-- Task goal --
In the entries below, find every line holding the string "медного" and collect it.

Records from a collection
********
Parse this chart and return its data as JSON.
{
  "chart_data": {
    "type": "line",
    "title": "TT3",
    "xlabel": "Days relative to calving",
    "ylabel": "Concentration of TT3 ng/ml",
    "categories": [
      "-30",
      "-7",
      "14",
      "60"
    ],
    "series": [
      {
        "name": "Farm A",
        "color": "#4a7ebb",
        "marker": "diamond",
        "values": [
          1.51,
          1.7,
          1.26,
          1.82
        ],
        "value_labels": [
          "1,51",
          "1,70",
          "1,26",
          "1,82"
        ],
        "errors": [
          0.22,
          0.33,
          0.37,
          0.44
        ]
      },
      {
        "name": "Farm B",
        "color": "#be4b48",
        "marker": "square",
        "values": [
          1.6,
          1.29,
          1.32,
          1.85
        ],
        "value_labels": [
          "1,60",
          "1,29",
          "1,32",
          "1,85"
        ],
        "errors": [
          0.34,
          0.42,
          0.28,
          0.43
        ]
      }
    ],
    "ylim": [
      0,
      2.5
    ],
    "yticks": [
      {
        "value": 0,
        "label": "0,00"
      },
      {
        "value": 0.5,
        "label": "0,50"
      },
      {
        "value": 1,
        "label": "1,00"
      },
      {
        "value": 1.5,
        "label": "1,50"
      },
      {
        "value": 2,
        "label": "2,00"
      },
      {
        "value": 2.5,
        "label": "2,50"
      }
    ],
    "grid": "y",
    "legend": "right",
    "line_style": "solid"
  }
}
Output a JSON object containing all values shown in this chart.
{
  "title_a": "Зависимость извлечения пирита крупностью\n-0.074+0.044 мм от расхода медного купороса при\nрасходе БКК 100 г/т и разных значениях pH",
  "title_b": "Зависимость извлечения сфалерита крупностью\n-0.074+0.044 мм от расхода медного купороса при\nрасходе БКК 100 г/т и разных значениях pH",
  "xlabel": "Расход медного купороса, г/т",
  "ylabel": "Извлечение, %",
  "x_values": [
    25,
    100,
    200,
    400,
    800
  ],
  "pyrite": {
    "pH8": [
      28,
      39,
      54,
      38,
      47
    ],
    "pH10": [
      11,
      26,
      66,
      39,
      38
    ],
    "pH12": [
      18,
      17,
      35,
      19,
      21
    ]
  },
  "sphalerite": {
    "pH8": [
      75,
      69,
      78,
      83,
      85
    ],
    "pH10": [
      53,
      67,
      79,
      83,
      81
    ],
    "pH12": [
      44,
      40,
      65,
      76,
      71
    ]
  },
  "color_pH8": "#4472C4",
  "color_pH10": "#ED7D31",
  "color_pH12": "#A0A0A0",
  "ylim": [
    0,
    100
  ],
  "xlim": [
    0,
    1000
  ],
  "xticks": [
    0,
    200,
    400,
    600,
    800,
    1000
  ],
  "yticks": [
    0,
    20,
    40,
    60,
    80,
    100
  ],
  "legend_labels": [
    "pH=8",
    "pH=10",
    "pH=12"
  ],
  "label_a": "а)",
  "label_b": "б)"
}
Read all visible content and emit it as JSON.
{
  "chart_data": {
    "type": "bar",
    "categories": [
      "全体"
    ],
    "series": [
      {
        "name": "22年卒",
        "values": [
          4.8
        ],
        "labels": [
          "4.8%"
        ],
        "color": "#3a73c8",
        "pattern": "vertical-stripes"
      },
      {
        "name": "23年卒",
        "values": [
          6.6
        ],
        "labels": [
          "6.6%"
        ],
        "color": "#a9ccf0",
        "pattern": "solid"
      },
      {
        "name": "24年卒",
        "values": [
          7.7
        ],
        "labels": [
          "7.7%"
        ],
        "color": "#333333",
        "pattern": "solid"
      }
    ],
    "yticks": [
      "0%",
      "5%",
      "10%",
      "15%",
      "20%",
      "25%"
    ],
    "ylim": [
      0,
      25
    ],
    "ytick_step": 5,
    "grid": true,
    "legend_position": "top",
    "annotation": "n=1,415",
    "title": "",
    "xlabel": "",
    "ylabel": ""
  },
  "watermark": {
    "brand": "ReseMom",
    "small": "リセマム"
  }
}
********
-- Expected answer --
  "title_a": "Зависимость извлечения пирита крупностью\n-0.074+0.044 мм от расхода медного купороса при\nрасходе БКК 100 г/т и разных значениях pH",
  "title_b": "Зависимость извлечения сфалерита крупностью\n-0.074+0.044 мм от расхода медного купороса при\nрасходе БКК 100 г/т и разных значениях pH",
  "xlabel": "Расход медного купороса, г/т",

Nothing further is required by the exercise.